## REQUEST
Please gather every line of the records below that contains the word "track", paying attention to case.

[begin SUPPLIED MATERIAL]

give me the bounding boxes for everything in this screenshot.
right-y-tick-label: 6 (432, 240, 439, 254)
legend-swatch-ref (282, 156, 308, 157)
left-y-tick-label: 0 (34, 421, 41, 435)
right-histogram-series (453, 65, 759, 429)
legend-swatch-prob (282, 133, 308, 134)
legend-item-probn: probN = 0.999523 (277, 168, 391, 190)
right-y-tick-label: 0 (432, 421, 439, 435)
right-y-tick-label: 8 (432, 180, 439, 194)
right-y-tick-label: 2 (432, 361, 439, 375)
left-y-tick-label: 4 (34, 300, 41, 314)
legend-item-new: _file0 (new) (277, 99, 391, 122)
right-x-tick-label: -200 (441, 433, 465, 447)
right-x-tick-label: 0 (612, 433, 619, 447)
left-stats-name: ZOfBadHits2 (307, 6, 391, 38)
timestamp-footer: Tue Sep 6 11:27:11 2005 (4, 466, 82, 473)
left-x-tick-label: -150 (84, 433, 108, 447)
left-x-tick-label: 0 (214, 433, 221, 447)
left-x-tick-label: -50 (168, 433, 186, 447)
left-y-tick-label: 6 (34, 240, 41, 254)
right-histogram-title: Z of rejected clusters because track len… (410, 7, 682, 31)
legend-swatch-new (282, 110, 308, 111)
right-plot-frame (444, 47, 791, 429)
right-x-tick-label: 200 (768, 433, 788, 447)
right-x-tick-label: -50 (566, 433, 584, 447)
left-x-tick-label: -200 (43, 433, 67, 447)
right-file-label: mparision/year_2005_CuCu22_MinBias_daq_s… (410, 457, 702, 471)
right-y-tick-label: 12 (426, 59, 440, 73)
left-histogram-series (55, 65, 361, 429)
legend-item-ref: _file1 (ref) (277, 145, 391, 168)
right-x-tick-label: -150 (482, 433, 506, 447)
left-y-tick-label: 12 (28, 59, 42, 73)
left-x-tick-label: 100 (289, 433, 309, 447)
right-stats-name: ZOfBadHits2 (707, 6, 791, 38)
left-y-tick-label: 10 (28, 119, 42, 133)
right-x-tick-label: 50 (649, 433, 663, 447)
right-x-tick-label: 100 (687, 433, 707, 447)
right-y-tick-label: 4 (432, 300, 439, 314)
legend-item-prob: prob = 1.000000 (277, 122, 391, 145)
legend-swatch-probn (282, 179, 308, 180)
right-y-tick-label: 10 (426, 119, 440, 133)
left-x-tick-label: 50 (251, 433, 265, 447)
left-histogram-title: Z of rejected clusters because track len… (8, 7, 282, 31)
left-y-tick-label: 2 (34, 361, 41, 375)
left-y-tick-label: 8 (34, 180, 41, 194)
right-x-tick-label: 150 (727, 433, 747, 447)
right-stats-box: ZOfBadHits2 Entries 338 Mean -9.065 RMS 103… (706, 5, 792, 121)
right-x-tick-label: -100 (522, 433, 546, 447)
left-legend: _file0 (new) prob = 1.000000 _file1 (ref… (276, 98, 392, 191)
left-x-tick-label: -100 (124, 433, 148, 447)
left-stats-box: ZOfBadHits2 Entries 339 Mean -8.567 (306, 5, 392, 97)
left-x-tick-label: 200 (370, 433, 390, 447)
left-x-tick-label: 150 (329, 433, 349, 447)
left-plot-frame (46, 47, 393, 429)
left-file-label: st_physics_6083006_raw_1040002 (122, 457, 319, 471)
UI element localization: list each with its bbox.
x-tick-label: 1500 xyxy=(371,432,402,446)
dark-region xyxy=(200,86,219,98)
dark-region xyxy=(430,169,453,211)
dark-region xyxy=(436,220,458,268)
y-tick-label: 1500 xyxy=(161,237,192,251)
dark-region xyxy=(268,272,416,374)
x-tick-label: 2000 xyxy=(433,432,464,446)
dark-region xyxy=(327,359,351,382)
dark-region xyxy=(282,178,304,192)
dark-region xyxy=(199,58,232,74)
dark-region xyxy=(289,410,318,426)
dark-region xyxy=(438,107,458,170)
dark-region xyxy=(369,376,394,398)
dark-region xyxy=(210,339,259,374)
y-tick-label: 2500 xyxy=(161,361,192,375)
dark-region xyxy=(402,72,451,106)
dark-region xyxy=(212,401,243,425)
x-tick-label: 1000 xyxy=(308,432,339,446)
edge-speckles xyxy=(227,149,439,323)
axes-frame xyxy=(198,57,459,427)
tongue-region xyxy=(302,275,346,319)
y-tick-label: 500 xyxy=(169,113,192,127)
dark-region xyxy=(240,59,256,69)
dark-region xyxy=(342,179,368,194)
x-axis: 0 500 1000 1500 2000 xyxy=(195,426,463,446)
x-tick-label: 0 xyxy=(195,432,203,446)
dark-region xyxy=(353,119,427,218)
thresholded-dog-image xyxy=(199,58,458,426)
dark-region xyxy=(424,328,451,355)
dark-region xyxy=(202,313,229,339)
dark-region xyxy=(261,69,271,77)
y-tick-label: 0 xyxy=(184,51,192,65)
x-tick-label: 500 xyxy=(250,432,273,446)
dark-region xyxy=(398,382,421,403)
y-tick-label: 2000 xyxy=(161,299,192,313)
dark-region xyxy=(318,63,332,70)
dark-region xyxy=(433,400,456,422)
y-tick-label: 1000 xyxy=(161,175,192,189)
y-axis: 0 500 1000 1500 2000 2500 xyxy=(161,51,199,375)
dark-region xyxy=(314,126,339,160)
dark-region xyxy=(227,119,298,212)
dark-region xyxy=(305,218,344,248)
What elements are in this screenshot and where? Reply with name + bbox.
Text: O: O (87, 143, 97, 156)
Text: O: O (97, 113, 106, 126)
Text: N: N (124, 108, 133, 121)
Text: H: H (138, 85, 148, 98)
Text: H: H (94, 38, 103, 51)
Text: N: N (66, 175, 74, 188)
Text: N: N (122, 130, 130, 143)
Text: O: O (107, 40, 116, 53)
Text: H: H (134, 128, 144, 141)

[end SUPPLIED MATERIAL]

## FULL ANSWER
right-histogram-title: Z of rejected clusters because track len… (410, 7, 682, 31)
left-histogram-title: Z of rejected clusters because track len… (8, 7, 282, 31)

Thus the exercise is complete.